Are you able to quote each entry exactly as written?
'''
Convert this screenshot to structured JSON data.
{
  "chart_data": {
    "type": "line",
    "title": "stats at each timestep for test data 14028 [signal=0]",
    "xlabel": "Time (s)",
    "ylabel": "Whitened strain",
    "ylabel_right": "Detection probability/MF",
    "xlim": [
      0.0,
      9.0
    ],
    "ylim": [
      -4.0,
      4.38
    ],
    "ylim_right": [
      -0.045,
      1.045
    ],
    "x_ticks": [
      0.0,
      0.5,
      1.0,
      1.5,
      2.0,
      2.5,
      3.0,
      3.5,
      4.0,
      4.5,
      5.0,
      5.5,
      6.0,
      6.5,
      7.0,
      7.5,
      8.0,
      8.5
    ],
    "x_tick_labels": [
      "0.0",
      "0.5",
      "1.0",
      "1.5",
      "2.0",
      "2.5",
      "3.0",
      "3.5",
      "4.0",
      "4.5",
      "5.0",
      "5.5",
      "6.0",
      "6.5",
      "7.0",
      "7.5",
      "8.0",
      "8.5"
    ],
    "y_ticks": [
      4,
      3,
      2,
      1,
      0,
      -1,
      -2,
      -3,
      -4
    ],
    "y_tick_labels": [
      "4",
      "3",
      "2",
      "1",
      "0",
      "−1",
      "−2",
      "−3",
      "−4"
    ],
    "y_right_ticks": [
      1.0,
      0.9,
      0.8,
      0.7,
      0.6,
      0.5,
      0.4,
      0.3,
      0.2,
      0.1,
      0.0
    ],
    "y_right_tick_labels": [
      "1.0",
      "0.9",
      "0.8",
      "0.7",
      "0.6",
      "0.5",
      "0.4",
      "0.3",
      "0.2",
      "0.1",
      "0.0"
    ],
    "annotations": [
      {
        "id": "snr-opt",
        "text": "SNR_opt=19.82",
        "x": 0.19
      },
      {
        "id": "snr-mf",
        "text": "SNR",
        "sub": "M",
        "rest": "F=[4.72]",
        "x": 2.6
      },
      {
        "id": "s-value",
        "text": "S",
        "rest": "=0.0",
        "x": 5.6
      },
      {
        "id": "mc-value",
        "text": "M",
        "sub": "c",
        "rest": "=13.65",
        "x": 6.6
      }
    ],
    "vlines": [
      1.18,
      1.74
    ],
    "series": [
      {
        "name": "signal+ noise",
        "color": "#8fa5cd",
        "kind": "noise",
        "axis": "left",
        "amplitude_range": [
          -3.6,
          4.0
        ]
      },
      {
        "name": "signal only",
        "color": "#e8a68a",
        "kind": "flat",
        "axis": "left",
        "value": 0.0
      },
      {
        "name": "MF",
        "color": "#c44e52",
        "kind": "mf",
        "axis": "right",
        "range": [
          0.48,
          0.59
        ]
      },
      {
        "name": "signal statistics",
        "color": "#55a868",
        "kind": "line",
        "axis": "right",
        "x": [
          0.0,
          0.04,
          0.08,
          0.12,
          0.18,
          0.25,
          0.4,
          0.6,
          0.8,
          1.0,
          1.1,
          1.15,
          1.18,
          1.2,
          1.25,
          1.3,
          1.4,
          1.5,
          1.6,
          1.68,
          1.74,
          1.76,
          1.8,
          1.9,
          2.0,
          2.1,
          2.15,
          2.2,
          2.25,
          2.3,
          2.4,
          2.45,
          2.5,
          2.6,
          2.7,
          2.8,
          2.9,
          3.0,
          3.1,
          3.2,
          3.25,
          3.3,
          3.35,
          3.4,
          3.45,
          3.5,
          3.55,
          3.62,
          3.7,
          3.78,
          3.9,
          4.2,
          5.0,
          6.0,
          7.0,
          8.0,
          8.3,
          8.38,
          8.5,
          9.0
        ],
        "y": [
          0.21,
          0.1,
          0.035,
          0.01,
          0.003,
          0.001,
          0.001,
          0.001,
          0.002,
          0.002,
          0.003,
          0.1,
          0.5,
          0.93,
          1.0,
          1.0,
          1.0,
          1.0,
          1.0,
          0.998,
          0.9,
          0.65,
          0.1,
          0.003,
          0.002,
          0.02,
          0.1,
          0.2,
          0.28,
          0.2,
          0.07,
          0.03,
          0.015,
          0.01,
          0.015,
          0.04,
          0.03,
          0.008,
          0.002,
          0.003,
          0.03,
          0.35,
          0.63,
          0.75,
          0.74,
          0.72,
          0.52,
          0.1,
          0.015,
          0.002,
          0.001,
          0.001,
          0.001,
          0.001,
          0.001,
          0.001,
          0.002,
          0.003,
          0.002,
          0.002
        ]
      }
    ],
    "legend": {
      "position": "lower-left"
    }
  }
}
'''
● **Output for this task**:
Convert this screenshot to structured JSON data.
{
  "chart_data": {
    "type": "line",
    "title": "stats at each timestep for test data 14028 [signal=0]",
    "xlabel": "Time (s)",
    "ylabel": "Whitened strain",
    "ylabel_right": "Detection probability/MF",
    "xlim": [
      0.0,
      9.0
    ],
    "ylim": [
      -4.0,
      4.38
    ],
    "ylim_right": [
      -0.045,
      1.045
    ],
    "x_ticks": [
      0.0,
      0.5,
      1.0,
      1.5,
      2.0,
      2.5,
      3.0,
      3.5,
      4.0,
      4.5,
      5.0,
      5.5,
      6.0,
      6.5,
      7.0,
      7.5,
      8.0,
      8.5
    ],
    "x_tick_labels": [
      "0.0",
      "0.5",
      "1.0",
      "1.5",
      "2.0",
      "2.5",
      "3.0",
      "3.5",
      "4.0",
      "4.5",
      "5.0",
      "5.5",
      "6.0",
      "6.5",
      "7.0",
      "7.5",
      "8.0",
      "8.5"
    ],
    "y_ticks": [
      4,
      3,
      2,
      1,
      0,
      -1,
      -2,
      -3,
      -4
    ],
    "y_tick_labels": [
      "4",
      "3",
      "2",
      "1",
      "0",
      "−1",
      "−2",
      "−3",
      "−4"
    ],
    "y_right_ticks": [
      1.0,
      0.9,
      0.8,
      0.7,
      0.6,
      0.5,
      0.4,
      0.3,
      0.2,
      0.1,
      0.0
    ],
    "y_right_tick_labels": [
      "1.0",
      "0.9",
      "0.8",
      "0.7",
      "0.6",
      "0.5",
      "0.4",
      "0.3",
      "0.2",
      "0.1",
      "0.0"
    ],
    "annotations": [
      {
        "id": "snr-opt",
        "text": "SNR_opt=19.82",
        "x": 0.19
      },
      {
        "id": "snr-mf",
        "text": "SNR",
        "sub": "M",
        "rest": "F=[4.72]",
        "x": 2.6
      },
      {
        "id": "s-value",
        "text": "S",
        "rest": "=0.0",
        "x": 5.6
      },
      {
        "id": "mc-value",
        "text": "M",
        "sub": "c",
        "rest": "=13.65",
        "x": 6.6
      }
    ],
    "vlines": [
      1.18,
      1.74
    ],
    "series": [
      {
        "name": "signal+ noise",
        "color": "#8fa5cd",
        "kind": "noise",
        "axis": "left",
        "amplitude_range": [
          -3.6,
          4.0
        ]
      },
      {
        "name": "signal only",
        "color": "#e8a68a",
        "kind": "flat",
        "axis": "left",
        "value": 0.0
      },
      {
        "name": "MF",
        "color": "#c44e52",
        "kind": "mf",
        "axis": "right",
        "range": [
          0.48,
          0.59
        ]
      },
      {
        "name": "signal statistics",
        "color": "#55a868",
        "kind": "line",
        "axis": "right",
        "x": [
          0.0,
          0.04,
          0.08,
          0.12,
          0.18,
          0.25,
          0.4,
          0.6,
          0.8,
          1.0,
          1.1,
          1.15,
          1.18,
          1.2,
          1.25,
          1.3,
          1.4,
          1.5,
          1.6,
          1.68,
          1.74,
          1.76,
          1.8,
          1.9,
          2.0,
          2.1,
          2.15,
          2.2,
          2.25,
          2.3,
          2.4,
          2.45,
          2.5,
          2.6,
          2.7,
          2.8,
          2.9,
          3.0,
          3.1,
          3.2,
          3.25,
          3.3,
          3.35,
          3.4,
          3.45,
          3.5,
          3.55,
          3.62,
          3.7,
          3.78,
          3.9,
          4.2,
          5.0,
          6.0,
          7.0,
          8.0,
          8.3,
          8.38,
          8.5,
          9.0
        ],
        "y": [
          0.21,
          0.1,
          0.035,
          0.01,
          0.003,
          0.001,
          0.001,
          0.001,
          0.002,
          0.002,
          0.003,
          0.1,
          0.5,
          0.93,
          1.0,
          1.0,
          1.0,
          1.0,
          1.0,
          0.998,
          0.9,
          0.65,
          0.1,
          0.003,
          0.002,
          0.02,
          0.1,
          0.2,
          0.28,
          0.2,
          0.07,
          0.03,
          0.015,
          0.01,
          0.015,
          0.04,
          0.03,
          0.008,
          0.002,
          0.003,
          0.03,
          0.35,
          0.63,
          0.75,
          0.74,
          0.72,
          0.52,
          0.1,
          0.015,
          0.002,
          0.001,
          0.001,
          0.001,
          0.001,
          0.001,
          0.001,
          0.002,
          0.003,
          0.002,
          0.002
        ]
      }
    ],
    "legend": {
      "position": "lower-left"
    }
  }
}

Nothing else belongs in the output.